ИСХОДНЫЙ ТЕКСТ »
+++

Из удачных эпиграмм той поры запомнились две.
Юрий Подкорытов — на Самуила Гершуни:
Мы стихи твои читали,
Долго думали, гадали,
Наконец, решили так:
Самуил, но не Маршак.
И Якова Вохменцева — на Лидию Преображенскую, выпустившую книжку стихов для детей «Не боимся мы зимы»:
Всю жизнь кропает человек
стихи холодные, как снег.
К его стихам привыкли мы:
не боимся мы зимы.
Пример правильного отношения к «уколам» критики показал Михаил Львов. Когда в «Правде» — в «Правде»! — после выхода книжки стихов «Живу в XX веке» появился фельетон «Сверчок на печке», Михаил Давыдович пошутил:
— Я и не мечтал о такой рекламе!
Книжку раскупили за три дня.
Елена СеливановаСлово имеет адвокат…
В предисловии к своей книге «Трагедия в доме № 49» я написала:
«Трудно вырвать корень дерева, но еще труднее вырвать корень зла, хотя не всегда он имеет под собой почву. Доброта может поднять человека до высот горы, а зло завести в такие дебри, из которых одному, без помощи, трудно вырваться…
Я адвокат. У меня трудная профессия — быть поводырем заблудившегося. Ведь тонет не тот, у кого меньше сил, а тот, кто потерял надежду. Адвокат обязан научить бороться за свои права, обязан вернуть надежду, что справедливость восторжествует».
Мне посчастливилось работать с коллегами, которые были адвокатами «от Бога». Это кандидат юридических наук Михаил Григорьевич Стучинский, Павел Петрович Блюм, Вероника Михайловна Бершадская, Татьяна Ивановна Перминова. О каждом можно написать книгу.

+++

ПРИМЕНИТЕ ПРОЧИТАННОЕ »
- 1) Какая книжка стихов Михаила Львова вызвала фельетон в «Правде», согласно исходному тексту?
- 2) Перечислите всех адвокатов, которые упомянуты в исходном тексте как коллеги «от Бога».

+++

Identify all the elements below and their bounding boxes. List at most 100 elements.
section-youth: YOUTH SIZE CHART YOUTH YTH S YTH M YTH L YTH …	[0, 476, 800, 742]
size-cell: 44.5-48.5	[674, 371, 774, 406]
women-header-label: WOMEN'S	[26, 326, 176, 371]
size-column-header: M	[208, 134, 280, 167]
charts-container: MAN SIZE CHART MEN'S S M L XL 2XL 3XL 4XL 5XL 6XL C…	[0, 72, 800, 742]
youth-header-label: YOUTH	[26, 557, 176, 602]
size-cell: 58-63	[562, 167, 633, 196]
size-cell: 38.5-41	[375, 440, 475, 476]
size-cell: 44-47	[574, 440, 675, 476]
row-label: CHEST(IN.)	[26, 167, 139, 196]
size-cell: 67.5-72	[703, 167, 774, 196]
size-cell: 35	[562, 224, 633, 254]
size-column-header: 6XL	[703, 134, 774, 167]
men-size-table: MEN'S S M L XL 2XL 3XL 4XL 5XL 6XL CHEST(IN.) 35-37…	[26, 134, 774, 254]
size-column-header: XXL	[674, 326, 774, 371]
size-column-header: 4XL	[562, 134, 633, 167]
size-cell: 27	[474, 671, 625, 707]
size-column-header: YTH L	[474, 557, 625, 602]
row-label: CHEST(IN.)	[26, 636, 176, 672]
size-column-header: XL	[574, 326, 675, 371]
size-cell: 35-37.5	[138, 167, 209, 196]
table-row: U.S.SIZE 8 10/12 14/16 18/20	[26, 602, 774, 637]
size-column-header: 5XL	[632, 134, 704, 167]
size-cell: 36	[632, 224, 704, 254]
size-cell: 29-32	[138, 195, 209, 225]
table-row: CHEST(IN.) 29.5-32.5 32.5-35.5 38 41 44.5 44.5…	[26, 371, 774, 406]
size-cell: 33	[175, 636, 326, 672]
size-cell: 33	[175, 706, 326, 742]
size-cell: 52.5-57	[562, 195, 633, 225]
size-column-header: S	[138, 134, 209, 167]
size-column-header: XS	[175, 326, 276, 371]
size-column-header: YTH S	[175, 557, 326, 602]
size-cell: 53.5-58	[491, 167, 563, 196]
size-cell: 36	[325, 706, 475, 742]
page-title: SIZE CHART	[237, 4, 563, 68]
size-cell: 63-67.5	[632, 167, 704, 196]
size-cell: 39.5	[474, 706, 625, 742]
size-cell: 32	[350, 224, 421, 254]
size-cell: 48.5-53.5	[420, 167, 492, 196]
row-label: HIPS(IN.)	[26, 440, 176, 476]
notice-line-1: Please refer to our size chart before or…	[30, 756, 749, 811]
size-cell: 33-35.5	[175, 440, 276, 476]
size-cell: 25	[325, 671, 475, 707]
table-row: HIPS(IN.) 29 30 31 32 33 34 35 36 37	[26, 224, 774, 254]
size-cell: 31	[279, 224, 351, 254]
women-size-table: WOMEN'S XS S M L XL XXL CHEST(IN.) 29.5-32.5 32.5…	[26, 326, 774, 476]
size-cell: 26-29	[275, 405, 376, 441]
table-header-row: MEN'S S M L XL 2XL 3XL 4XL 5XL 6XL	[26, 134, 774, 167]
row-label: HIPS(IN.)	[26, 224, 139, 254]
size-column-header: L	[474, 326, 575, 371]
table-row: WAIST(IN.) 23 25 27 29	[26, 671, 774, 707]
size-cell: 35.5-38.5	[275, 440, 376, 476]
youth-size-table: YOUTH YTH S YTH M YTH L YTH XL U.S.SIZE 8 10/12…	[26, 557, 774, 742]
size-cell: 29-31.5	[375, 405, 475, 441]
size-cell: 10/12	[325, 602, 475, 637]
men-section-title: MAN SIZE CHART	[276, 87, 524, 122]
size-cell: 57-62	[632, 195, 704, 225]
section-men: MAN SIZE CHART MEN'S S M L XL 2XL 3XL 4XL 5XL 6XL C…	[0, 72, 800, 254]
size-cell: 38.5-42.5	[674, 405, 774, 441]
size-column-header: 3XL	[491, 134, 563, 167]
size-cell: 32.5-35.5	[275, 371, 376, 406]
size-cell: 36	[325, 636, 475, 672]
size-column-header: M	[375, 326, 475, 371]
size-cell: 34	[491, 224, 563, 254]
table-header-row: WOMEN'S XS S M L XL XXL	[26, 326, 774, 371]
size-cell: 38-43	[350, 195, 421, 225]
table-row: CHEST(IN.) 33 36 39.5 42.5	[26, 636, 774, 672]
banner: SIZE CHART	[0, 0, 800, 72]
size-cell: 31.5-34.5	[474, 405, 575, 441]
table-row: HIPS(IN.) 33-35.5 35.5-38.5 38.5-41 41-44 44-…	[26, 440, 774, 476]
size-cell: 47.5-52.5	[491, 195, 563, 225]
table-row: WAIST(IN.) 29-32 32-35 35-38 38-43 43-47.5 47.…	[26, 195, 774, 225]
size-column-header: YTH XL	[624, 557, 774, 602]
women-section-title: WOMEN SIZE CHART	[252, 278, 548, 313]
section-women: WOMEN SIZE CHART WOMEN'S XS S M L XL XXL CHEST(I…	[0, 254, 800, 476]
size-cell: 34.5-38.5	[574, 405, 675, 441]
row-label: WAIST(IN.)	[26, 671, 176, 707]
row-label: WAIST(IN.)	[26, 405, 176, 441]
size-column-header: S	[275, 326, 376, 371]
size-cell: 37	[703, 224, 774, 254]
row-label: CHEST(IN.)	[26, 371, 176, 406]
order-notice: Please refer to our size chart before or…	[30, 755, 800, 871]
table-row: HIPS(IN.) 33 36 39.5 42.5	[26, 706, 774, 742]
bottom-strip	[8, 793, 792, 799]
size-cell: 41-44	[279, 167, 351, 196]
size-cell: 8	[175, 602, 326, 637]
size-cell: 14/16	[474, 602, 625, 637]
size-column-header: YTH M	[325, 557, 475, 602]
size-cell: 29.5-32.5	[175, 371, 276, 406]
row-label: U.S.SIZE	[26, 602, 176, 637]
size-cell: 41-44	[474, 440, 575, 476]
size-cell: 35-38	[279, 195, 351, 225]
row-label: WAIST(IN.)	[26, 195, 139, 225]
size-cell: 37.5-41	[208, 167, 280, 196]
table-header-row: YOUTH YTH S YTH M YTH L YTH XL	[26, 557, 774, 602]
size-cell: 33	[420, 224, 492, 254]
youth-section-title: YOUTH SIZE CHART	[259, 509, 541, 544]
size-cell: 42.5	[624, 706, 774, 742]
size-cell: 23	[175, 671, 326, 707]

+++

ОТВЕТЫ К ЗАДАНИЯМ »
- 1) «Живу в XX веке».

- 2) Михаил Григорьевич Стучинский, Павел Петрович Блюм, Вероника Михайловна Бершадская, Татьяна Ивановна Перминова.